Exercise goal. Restate the data below word for word. Skip any images it contains.

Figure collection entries
————————
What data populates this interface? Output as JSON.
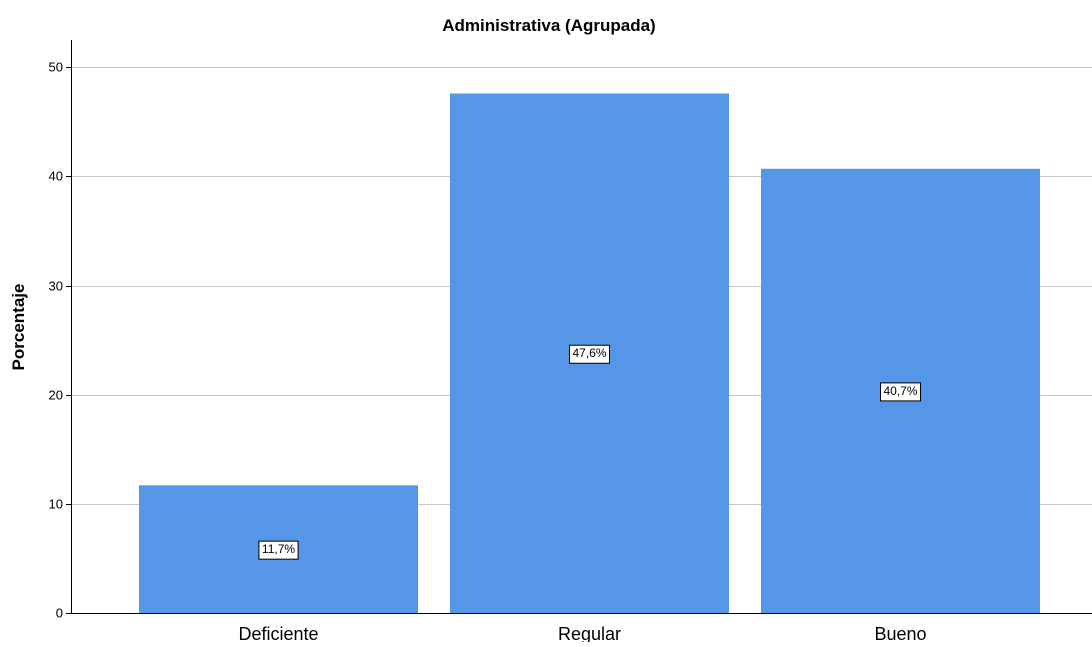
{
  "chart_data": {
    "type": "bar",
    "title": "Administrativa (Agrupada)",
    "xlabel": "",
    "ylabel": "Porcentaje",
    "categories": [
      "Deficiente",
      "Regular",
      "Bueno"
    ],
    "values": [
      11.7,
      47.6,
      40.7
    ],
    "data_labels": [
      "11,7%",
      "47,6%",
      "40,7%"
    ],
    "ylim": [
      0,
      52.5
    ],
    "yticks": [
      0,
      10,
      20,
      30,
      40,
      50
    ],
    "grid": true,
    "bar_color": "#5596e6",
    "gridline_color": "#c8c8c8"
  }
}
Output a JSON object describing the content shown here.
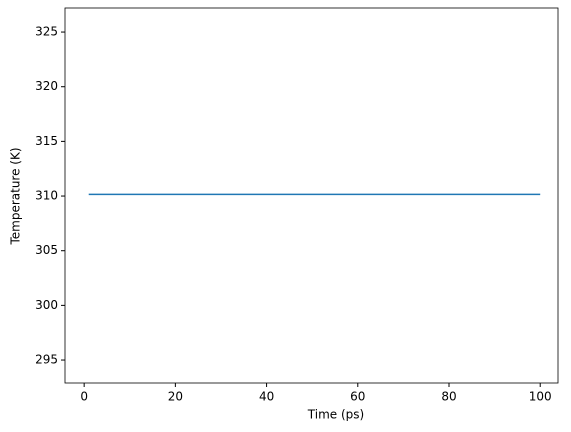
{
  "chart_data": {
    "type": "line",
    "x_label": "Time (ps)",
    "y_label": "Temperature (K)",
    "x": [
      1,
      2,
      3,
      4,
      5,
      6,
      7,
      8,
      9,
      10,
      11,
      12,
      13,
      14,
      15,
      16,
      17,
      18,
      19,
      20,
      21,
      22,
      23,
      24,
      25,
      26,
      27,
      28,
      29,
      30,
      31,
      32,
      33,
      34,
      35,
      36,
      37,
      38,
      39,
      40,
      41,
      42,
      43,
      44,
      45,
      46,
      47,
      48,
      49,
      50,
      51,
      52,
      53,
      54,
      55,
      56,
      57,
      58,
      59,
      60,
      61,
      62,
      63,
      64,
      65,
      66,
      67,
      68,
      69,
      70,
      71,
      72,
      73,
      74,
      75,
      76,
      77,
      78,
      79,
      80,
      81,
      82,
      83,
      84,
      85,
      86,
      87,
      88,
      89,
      90,
      91,
      92,
      93,
      94,
      95,
      96,
      97,
      98,
      99,
      100
    ],
    "series": [
      {
        "color": "#1f77b4",
        "values": [
          310.15,
          310.15,
          310.15,
          310.15,
          310.15,
          310.15,
          310.15,
          310.15,
          310.15,
          310.15,
          310.15,
          310.15,
          310.15,
          310.15,
          310.15,
          310.15,
          310.15,
          310.15,
          310.15,
          310.15,
          310.15,
          310.15,
          310.15,
          310.15,
          310.15,
          310.15,
          310.15,
          310.15,
          310.15,
          310.15,
          310.15,
          310.15,
          310.15,
          310.15,
          310.15,
          310.15,
          310.15,
          310.15,
          310.15,
          310.15,
          310.15,
          310.15,
          310.15,
          310.15,
          310.15,
          310.15,
          310.15,
          310.15,
          310.15,
          310.15,
          310.15,
          310.15,
          310.15,
          310.15,
          310.15,
          310.15,
          310.15,
          310.15,
          310.15,
          310.15,
          310.15,
          310.15,
          310.15,
          310.15,
          310.15,
          310.15,
          310.15,
          310.15,
          310.15,
          310.15,
          310.15,
          310.15,
          310.15,
          310.15,
          310.15,
          310.15,
          310.15,
          310.15,
          310.15,
          310.15,
          310.15,
          310.15,
          310.15,
          310.15,
          310.15,
          310.15,
          310.15,
          310.15,
          310.15,
          310.15,
          310.15,
          310.15,
          310.15,
          310.15,
          310.15,
          310.15,
          310.15,
          310.15,
          310.15,
          310.15
        ]
      }
    ],
    "xlim": [
      -4.2,
      103.9
    ],
    "xticks": [
      0,
      20,
      40,
      60,
      80,
      100
    ],
    "ylim": [
      292.9,
      327.2
    ],
    "yticks": [
      295,
      300,
      305,
      310,
      315,
      320,
      325
    ],
    "grid": false
  }
}
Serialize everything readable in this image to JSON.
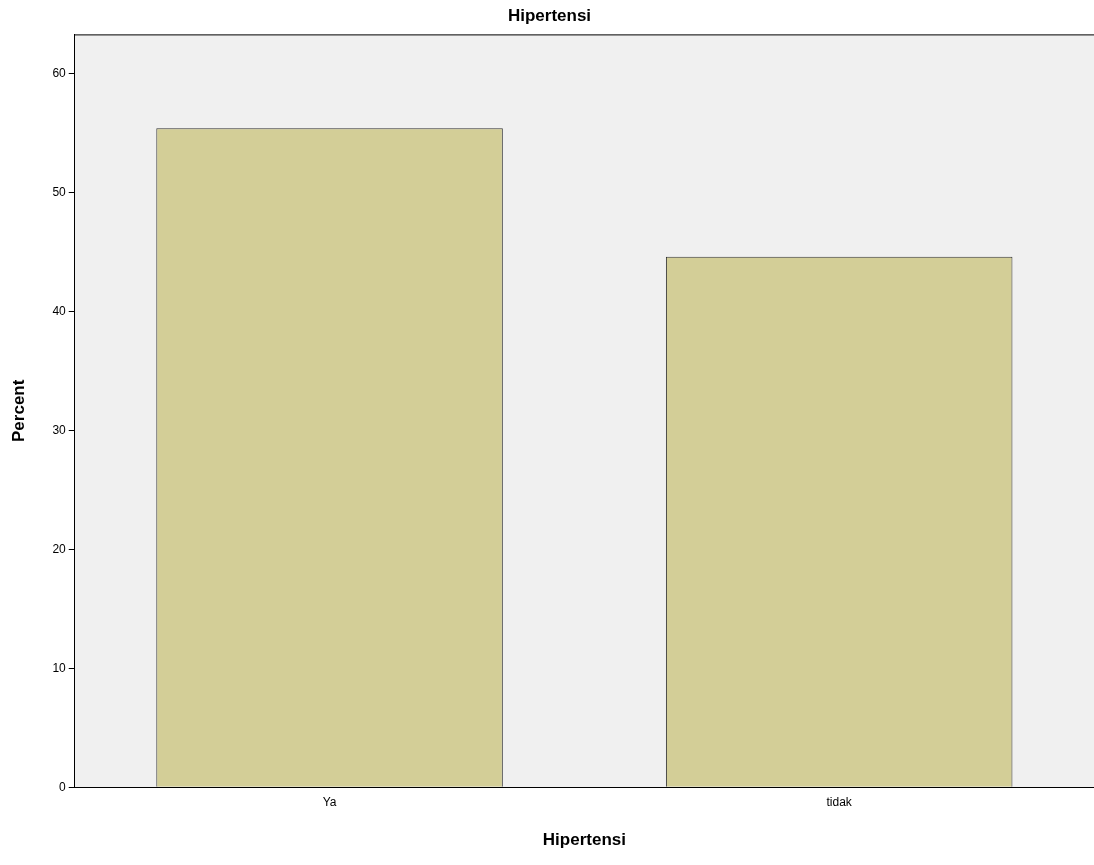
{
  "chart_data": {
    "type": "bar",
    "title": "Hipertensi",
    "xlabel": "Hipertensi",
    "ylabel": "Percent",
    "categories": [
      "Ya",
      "tidak"
    ],
    "values": [
      55.4,
      44.6
    ],
    "color": "#d3ce97",
    "ylim": [
      0,
      63.3
    ],
    "yticks": [
      0,
      10,
      20,
      30,
      40,
      50,
      60
    ],
    "grid": false,
    "legend": false
  }
}
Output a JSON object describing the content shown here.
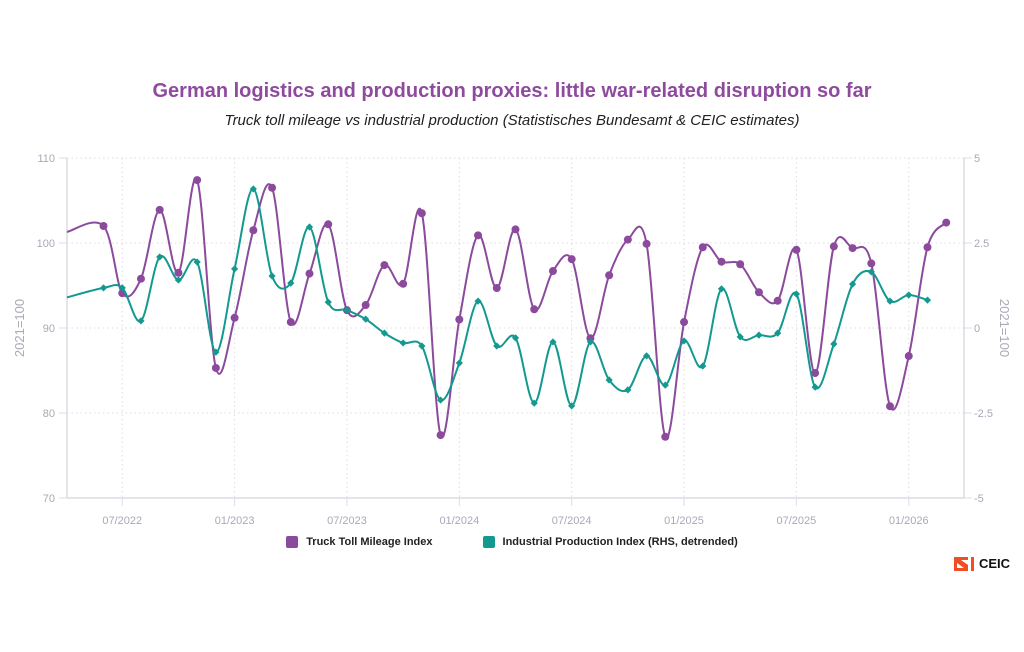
{
  "colors": {
    "truck": "#8b4a9c",
    "production": "#13998f",
    "title": "#8e4b9e",
    "grid": "#dcdce4",
    "axis": "#dcdce4",
    "logo_accent": "#f04e23"
  },
  "brand": {
    "logo_text": "CEIC"
  },
  "chart_data": {
    "type": "line",
    "title": "German logistics and production proxies: little war-related disruption so far",
    "subtitle": "Truck toll mileage vs industrial production (Statistisches Bundesamt & CEIC estimates)",
    "xlabel": "",
    "ylabel": "2021=100",
    "y2label": "2021=100",
    "ylim": [
      70,
      110
    ],
    "y2lim": [
      -5,
      5
    ],
    "yticks": [
      "110",
      "100",
      "90",
      "80",
      "70"
    ],
    "y2ticks": [
      "5",
      "2.5",
      "0",
      "-2.5",
      "-5"
    ],
    "xlim": [
      "2022-04",
      "2026-03"
    ],
    "xticks": [
      "07/2022",
      "01/2023",
      "07/2023",
      "01/2024",
      "07/2024",
      "01/2025",
      "07/2025",
      "01/2026"
    ],
    "grid": true,
    "legend_position": "bottom",
    "x": [
      "2022-06",
      "2022-07",
      "2022-08",
      "2022-09",
      "2022-10",
      "2022-11",
      "2022-12",
      "2023-01",
      "2023-02",
      "2023-03",
      "2023-04",
      "2023-05",
      "2023-06",
      "2023-07",
      "2023-08",
      "2023-09",
      "2023-10",
      "2023-11",
      "2023-12",
      "2024-01",
      "2024-02",
      "2024-03",
      "2024-04",
      "2024-05",
      "2024-06",
      "2024-07",
      "2024-08",
      "2024-09",
      "2024-10",
      "2024-11",
      "2024-12",
      "2025-01",
      "2025-02",
      "2025-03",
      "2025-04",
      "2025-05",
      "2025-06",
      "2025-07",
      "2025-08",
      "2025-09",
      "2025-10",
      "2025-11",
      "2025-12",
      "2026-01",
      "2026-02",
      "2026-03"
    ],
    "series": [
      {
        "name": "Truck Toll Mileage Index",
        "axis": "left",
        "marker": "circle",
        "values": [
          102.0,
          94.1,
          95.8,
          103.9,
          96.5,
          107.4,
          85.3,
          91.2,
          101.5,
          106.5,
          90.7,
          96.4,
          102.2,
          92.1,
          92.7,
          97.4,
          95.2,
          103.5,
          77.4,
          91.0,
          100.9,
          94.7,
          101.6,
          92.2,
          96.7,
          98.1,
          88.8,
          96.2,
          100.4,
          99.9,
          77.2,
          90.7,
          99.5,
          97.8,
          97.5,
          94.2,
          93.2,
          99.2,
          84.7,
          99.6,
          99.4,
          97.6,
          80.8,
          86.7,
          99.5,
          102.4
        ]
      },
      {
        "name": "Industrial Production Index (RHS, detrended)",
        "axis": "right",
        "marker": "diamond",
        "values": [
          1.18,
          1.18,
          0.21,
          2.09,
          1.41,
          1.94,
          -0.71,
          1.74,
          4.09,
          1.53,
          1.32,
          2.97,
          0.76,
          0.53,
          0.26,
          -0.15,
          -0.44,
          -0.53,
          -2.12,
          -1.03,
          0.79,
          -0.53,
          -0.29,
          -2.21,
          -0.41,
          -2.29,
          -0.41,
          -1.53,
          -1.82,
          -0.82,
          -1.68,
          -0.38,
          -1.12,
          1.15,
          -0.26,
          -0.21,
          -0.15,
          1.0,
          -1.74,
          -0.47,
          1.29,
          1.65,
          0.79,
          0.97,
          0.82,
          null
        ]
      }
    ]
  }
}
————————
Answer for this exercise.
What data populates this interface? Output as JSON.
{
  "chart_data": {
    "type": "bar",
    "title": "Administrativa (Agrupada)",
    "xlabel": "",
    "ylabel": "Porcentaje",
    "categories": [
      "Deficiente",
      "Regular",
      "Bueno"
    ],
    "values": [
      11.7,
      47.6,
      40.7
    ],
    "data_labels": [
      "11,7%",
      "47,6%",
      "40,7%"
    ],
    "ylim": [
      0,
      52.5
    ],
    "yticks": [
      0,
      10,
      20,
      30,
      40,
      50
    ],
    "grid": true,
    "bar_color": "#5596e6",
    "gridline_color": "#c8c8c8"
  }
}
Output a JSON object describing the content shown here.
{
  "chart_data": {
    "type": "line",
    "x_label": "Time (ps)",
    "y_label": "Temperature (K)",
    "x": [
      1,
      2,
      3,
      4,
      5,
      6,
      7,
      8,
      9,
      10,
      11,
      12,
      13,
      14,
      15,
      16,
      17,
      18,
      19,
      20,
      21,
      22,
      23,
      24,
      25,
      26,
      27,
      28,
      29,
      30,
      31,
      32,
      33,
      34,
      35,
      36,
      37,
      38,
      39,
      40,
      41,
      42,
      43,
      44,
      45,
      46,
      47,
      48,
      49,
      50,
      51,
      52,
      53,
      54,
      55,
      56,
      57,
      58,
      59,
      60,
      61,
      62,
      63,
      64,
      65,
      66,
      67,
      68,
      69,
      70,
      71,
      72,
      73,
      74,
      75,
      76,
      77,
      78,
      79,
      80,
      81,
      82,
      83,
      84,
      85,
      86,
      87,
      88,
      89,
      90,
      91,
      92,
      93,
      94,
      95,
      96,
      97,
      98,
      99,
      100
    ],
    "series": [
      {
        "color": "#1f77b4",
        "values": [
          310.15,
          310.15,
          310.15,
          310.15,
          310.15,
          310.15,
          310.15,
          310.15,
          310.15,
          310.15,
          310.15,
          310.15,
          310.15,
          310.15,
          310.15,
          310.15,
          310.15,
          310.15,
          310.15,
          310.15,
          310.15,
          310.15,
          310.15,
          310.15,
          310.15,
          310.15,
          310.15,
          310.15,
          310.15,
          310.15,
          310.15,
          310.15,
          310.15,
          310.15,
          310.15,
          310.15,
          310.15,
          310.15,
          310.15,
          310.15,
          310.15,
          310.15,
          310.15,
          310.15,
          310.15,
          310.15,
          310.15,
          310.15,
          310.15,
          310.15,
          310.15,
          310.15,
          310.15,
          310.15,
          310.15,
          310.15,
          310.15,
          310.15,
          310.15,
          310.15,
          310.15,
          310.15,
          310.15,
          310.15,
          310.15,
          310.15,
          310.15,
          310.15,
          310.15,
          310.15,
          310.15,
          310.15,
          310.15,
          310.15,
          310.15,
          310.15,
          310.15,
          310.15,
          310.15,
          310.15,
          310.15,
          310.15,
          310.15,
          310.15,
          310.15,
          310.15,
          310.15,
          310.15,
          310.15,
          310.15,
          310.15,
          310.15,
          310.15,
          310.15,
          310.15,
          310.15,
          310.15,
          310.15,
          310.15,
          310.15
        ]
      }
    ],
    "xlim": [
      -4.2,
      103.9
    ],
    "xticks": [
      0,
      20,
      40,
      60,
      80,
      100
    ],
    "ylim": [
      292.9,
      327.2
    ],
    "yticks": [
      295,
      300,
      305,
      310,
      315,
      320,
      325
    ],
    "grid": false
  }
}
Serialize everything readable in this image to JSON.
{
  "chart_data": {
    "type": "bar",
    "title": "Hipertensi",
    "xlabel": "Hipertensi",
    "ylabel": "Percent",
    "categories": [
      "Ya",
      "tidak"
    ],
    "values": [
      55.4,
      44.6
    ],
    "color": "#d3ce97",
    "ylim": [
      0,
      63.3
    ],
    "yticks": [
      0,
      10,
      20,
      30,
      40,
      50,
      60
    ],
    "grid": false,
    "legend": false
  }
}
Output a JSON object describing the content shown here.
{
  "colors": {
    "truck": "#8b4a9c",
    "production": "#13998f",
    "title": "#8e4b9e",
    "grid": "#dcdce4",
    "axis": "#dcdce4",
    "logo_accent": "#f04e23"
  },
  "brand": {
    "logo_text": "CEIC"
  },
  "chart_data": {
    "type": "line",
    "title": "German logistics and production proxies: little war-related disruption so far",
    "subtitle": "Truck toll mileage vs industrial production (Statistisches Bundesamt & CEIC estimates)",
    "xlabel": "",
    "ylabel": "2021=100",
    "y2label": "2021=100",
    "ylim": [
      70,
      110
    ],
    "y2lim": [
      -5,
      5
    ],
    "yticks": [
      "110",
      "100",
      "90",
      "80",
      "70"
    ],
    "y2ticks": [
      "5",
      "2.5",
      "0",
      "-2.5",
      "-5"
    ],
    "xlim": [
      "2022-04",
      "2026-03"
    ],
    "xticks": [
      "07/2022",
      "01/2023",
      "07/2023",
      "01/2024",
      "07/2024",
      "01/2025",
      "07/2025",
      "01/2026"
    ],
    "grid": true,
    "legend_position": "bottom",
    "x": [
      "2022-06",
      "2022-07",
      "2022-08",
      "2022-09",
      "2022-10",
      "2022-11",
      "2022-12",
      "2023-01",
      "2023-02",
      "2023-03",
      "2023-04",
      "2023-05",
      "2023-06",
      "2023-07",
      "2023-08",
      "2023-09",
      "2023-10",
      "2023-11",
      "2023-12",
      "2024-01",
      "2024-02",
      "2024-03",
      "2024-04",
      "2024-05",
      "2024-06",
      "2024-07",
      "2024-08",
      "2024-09",
      "2024-10",
      "2024-11",
      "2024-12",
      "2025-01",
      "2025-02",
      "2025-03",
      "2025-04",
      "2025-05",
      "2025-06",
      "2025-07",
      "2025-08",
      "2025-09",
      "2025-10",
      "2025-11",
      "2025-12",
      "2026-01",
      "2026-02",
      "2026-03"
    ],
    "series": [
      {
        "name": "Truck Toll Mileage Index",
        "axis": "left",
        "marker": "circle",
        "values": [
          102.0,
          94.1,
          95.8,
          103.9,
          96.5,
          107.4,
          85.3,
          91.2,
          101.5,
          106.5,
          90.7,
          96.4,
          102.2,
          92.1,
          92.7,
          97.4,
          95.2,
          103.5,
          77.4,
          91.0,
          100.9,
          94.7,
          101.6,
          92.2,
          96.7,
          98.1,
          88.8,
          96.2,
          100.4,
          99.9,
          77.2,
          90.7,
          99.5,
          97.8,
          97.5,
          94.2,
          93.2,
          99.2,
          84.7,
          99.6,
          99.4,
          97.6,
          80.8,
          86.7,
          99.5,
          102.4
        ]
      },
      {
        "name": "Industrial Production Index (RHS, detrended)",
        "axis": "right",
        "marker": "diamond",
        "values": [
          1.18,
          1.18,
          0.21,
          2.09,
          1.41,
          1.94,
          -0.71,
          1.74,
          4.09,
          1.53,
          1.32,
          2.97,
          0.76,
          0.53,
          0.26,
          -0.15,
          -0.44,
          -0.53,
          -2.12,
          -1.03,
          0.79,
          -0.53,
          -0.29,
          -2.21,
          -0.41,
          -2.29,
          -0.41,
          -1.53,
          -1.82,
          -0.82,
          -1.68,
          -0.38,
          -1.12,
          1.15,
          -0.26,
          -0.21,
          -0.15,
          1.0,
          -1.74,
          -0.47,
          1.29,
          1.65,
          0.79,
          0.97,
          0.82,
          null
        ]
      }
    ]
  }
}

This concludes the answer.